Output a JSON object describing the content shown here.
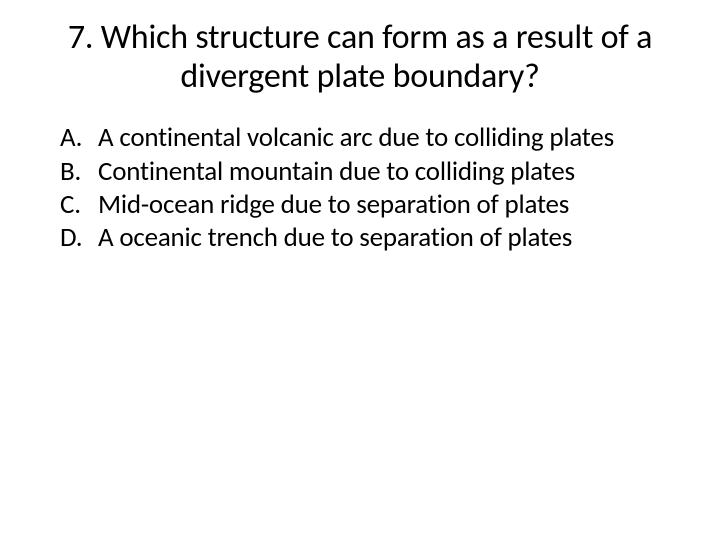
{
  "question": {
    "number": "7.",
    "text": "Which structure can form as a result of a divergent plate boundary?",
    "full_title": "7. Which structure can form as a result of a divergent plate boundary?"
  },
  "options": [
    {
      "letter": "A.",
      "text": "A continental volcanic arc due to colliding plates"
    },
    {
      "letter": "B.",
      "text": "Continental mountain due to colliding plates"
    },
    {
      "letter": "C.",
      "text": "Mid-ocean ridge due to separation of plates"
    },
    {
      "letter": "D.",
      "text": "A oceanic trench due to separation of plates"
    }
  ],
  "styling": {
    "background_color": "#ffffff",
    "text_color": "#000000",
    "title_fontsize": 34,
    "option_fontsize": 27,
    "font_family": "Calibri"
  }
}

┄┄┄┄┄┄

WHAT THE TASK ASKS>
Return the entries unchanged, save for the pictures, which do not belong in the copy.

SOLUTION>
Output a JSON object describing the content shown here.
{
  "question": {
    "number": "7.",
    "text": "Which structure can form as a result of a divergent plate boundary?",
    "full_title": "7. Which structure can form as a result of a divergent plate boundary?"
  },
  "options": [
    {
      "letter": "A.",
      "text": "A continental volcanic arc due to colliding plates"
    },
    {
      "letter": "B.",
      "text": "Continental mountain due to colliding plates"
    },
    {
      "letter": "C.",
      "text": "Mid-ocean ridge due to separation of plates"
    },
    {
      "letter": "D.",
      "text": "A oceanic trench due to separation of plates"
    }
  ],
  "styling": {
    "background_color": "#ffffff",
    "text_color": "#000000",
    "title_fontsize": 34,
    "option_fontsize": 27,
    "font_family": "Calibri"
  }
}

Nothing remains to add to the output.